Find each line with "values" and copy it.

[Start of RECORD LIST]

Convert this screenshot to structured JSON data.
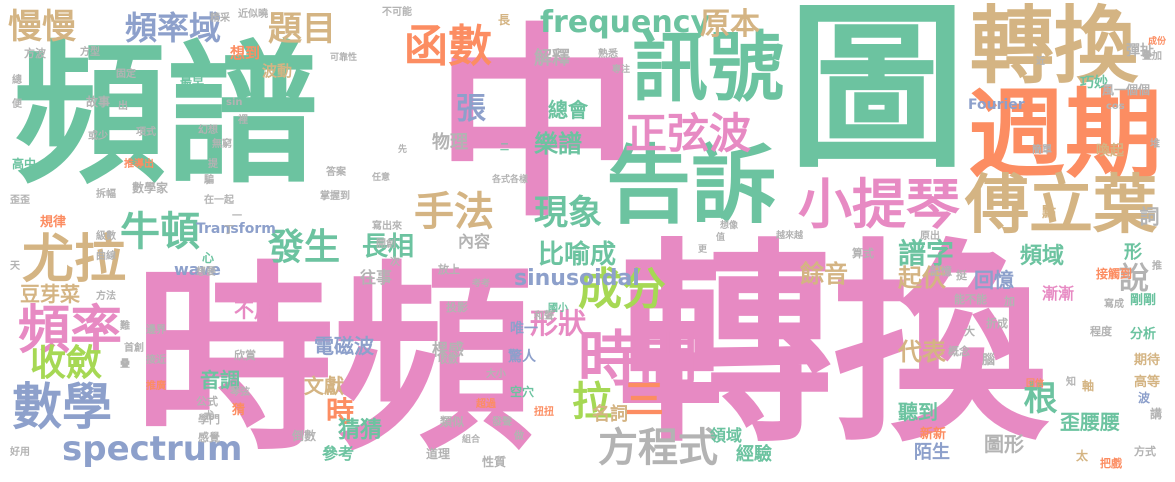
{
  "palette": {
    "teal": "#6cc3a0",
    "pink": "#e78ac3",
    "tan": "#d4b483",
    "blue": "#8da0cb",
    "green": "#a6d854",
    "gray": "#b3b3b3",
    "orange": "#fc8d62",
    "yellow": "#ffd92f"
  },
  "words": [
    "中",
    "頻譜",
    "圖",
    "時頻",
    "轉換",
    "週期",
    "訊號",
    "告訴",
    "轉換",
    "傅立葉",
    "小提琴",
    "正弦波",
    "函數",
    "頻率域",
    "慢慢",
    "題目",
    "frequency",
    "原本",
    "尤拉",
    "牛頓",
    "頻率",
    "收斂",
    "數學",
    "spectrum",
    "發生",
    "長相",
    "手法",
    "現象",
    "成分",
    "時間",
    "形狀",
    "方程式",
    "拉",
    "三",
    "根",
    "說",
    "時",
    "猜猜",
    "張",
    "樂譜",
    "總會",
    "sinusoidal",
    "電磁波",
    "比喻成",
    "餘音",
    "譜字",
    "頻域",
    "起伏",
    "回憶",
    "代表",
    "聽到",
    "歪腰腰",
    "圖形",
    "文獻",
    "音調",
    "形",
    "名詞",
    "物理",
    "解釋",
    "想到",
    "波動",
    "經驗",
    "領域",
    "陌生",
    "新新",
    "豆芽菜",
    "內容",
    "不用",
    "往事",
    "棵感",
    "驚人",
    "唯一",
    "Fourier",
    "wave",
    "Transform",
    "彈扯",
    "巧妙",
    "風一個個",
    "參考",
    "猜",
    "詞",
    "接觸到",
    "漸漸",
    "剛剛",
    "分析",
    "期待",
    "高等",
    "講",
    "波",
    "軸",
    "方式",
    "把戲",
    "太",
    "數學家",
    "規律",
    "高中",
    "故事",
    "最早",
    "方波",
    "固定",
    "精采",
    "近似",
    "不可能",
    "長",
    "熟悉",
    "成份",
    "疊加",
    "近",
    "簡單",
    "喚起",
    "點",
    "堆",
    "推",
    "類似",
    "道理",
    "性質",
    "組合",
    "做",
    "倒數",
    "感覺",
    "學門",
    "公式",
    "琴弦",
    "推廣",
    "接近",
    "首創",
    "邊界",
    "欣賞",
    "收斂",
    "空穴",
    "大小",
    "投影",
    "放上",
    "考考",
    "次",
    "國小",
    "和聲",
    "超過",
    "發聲",
    "扭扭",
    "能不能",
    "大",
    "腦",
    "原出",
    "記憶",
    "算式",
    "挺",
    "概念",
    "加",
    "折成",
    "回信",
    "程度",
    "更",
    "想像",
    "值",
    "越來越",
    "任意",
    "各式各樣",
    "二",
    "先",
    "提",
    "騙",
    "在一起",
    "無窮",
    "幻想",
    "項式",
    "推導出",
    "或少",
    "出",
    "sin",
    "cos",
    "可靠性",
    "專注",
    "寫出來",
    "開創",
    "掌握到",
    "答案",
    "拆幅",
    "歪歪",
    "曲線",
    "級數",
    "方法",
    "天",
    "好用",
    "疊",
    "難",
    "心",
    "想要",
    "便",
    "總",
    "方型",
    "裡",
    "曉",
    "寫成",
    "知",
    "一",
    "丁",
    "尤"
  ]
}
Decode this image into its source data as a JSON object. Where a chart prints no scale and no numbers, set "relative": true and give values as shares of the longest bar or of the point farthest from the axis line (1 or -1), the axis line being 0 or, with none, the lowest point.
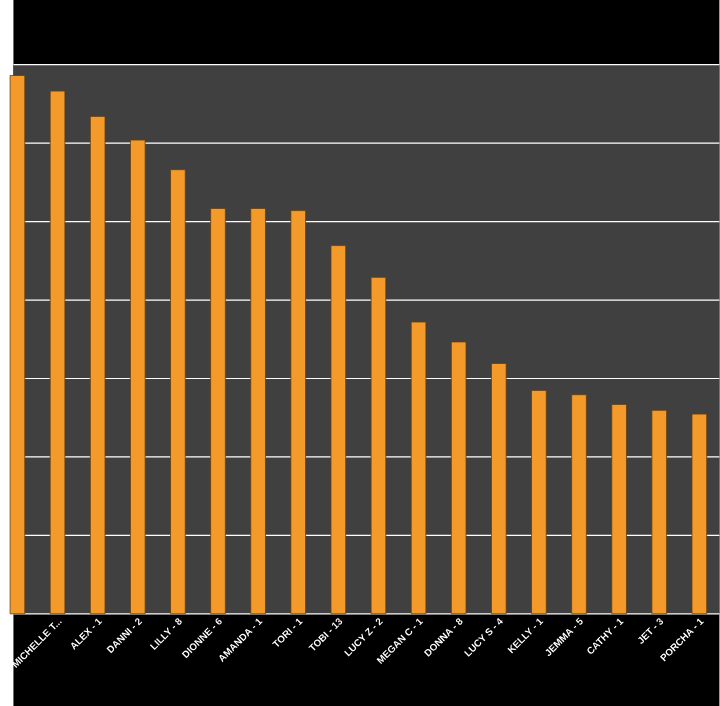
{
  "chart_data": {
    "type": "bar",
    "relative": true,
    "grid": "y",
    "color": "#f39a2b",
    "categories": [
      null,
      "MICHELLE T...",
      "ALEX - 1",
      "DANNI - 2",
      "LILLY - 8",
      "DIONNE - 6",
      "AMANDA - 1",
      "TORI - 1",
      "TOBI - 13",
      "LUCY Z - 2",
      "MEGAN C - 1",
      "DONNA - 8",
      "LUCY S - 4",
      "KELLY - 1",
      "JEMMA - 5",
      "CATHY - 1",
      "JET - 3",
      "PORCHA - 1"
    ],
    "values": [
      1,
      0.971,
      0.924,
      0.88,
      0.825,
      0.753,
      0.753,
      0.749,
      0.684,
      0.625,
      0.542,
      0.505,
      0.465,
      0.415,
      0.407,
      0.389,
      0.378,
      0.371
    ]
  }
}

[End of RECORD LIST]

▸ REPLY
Decode this image into its source data as a JSON object. Where a chart prints no scale and no numbers, set "relative": true and give values as shares of the longest bar or of the point farthest from the axis line (1 or -1), the axis line being 0 or, with none, the lowest point.
    "values": [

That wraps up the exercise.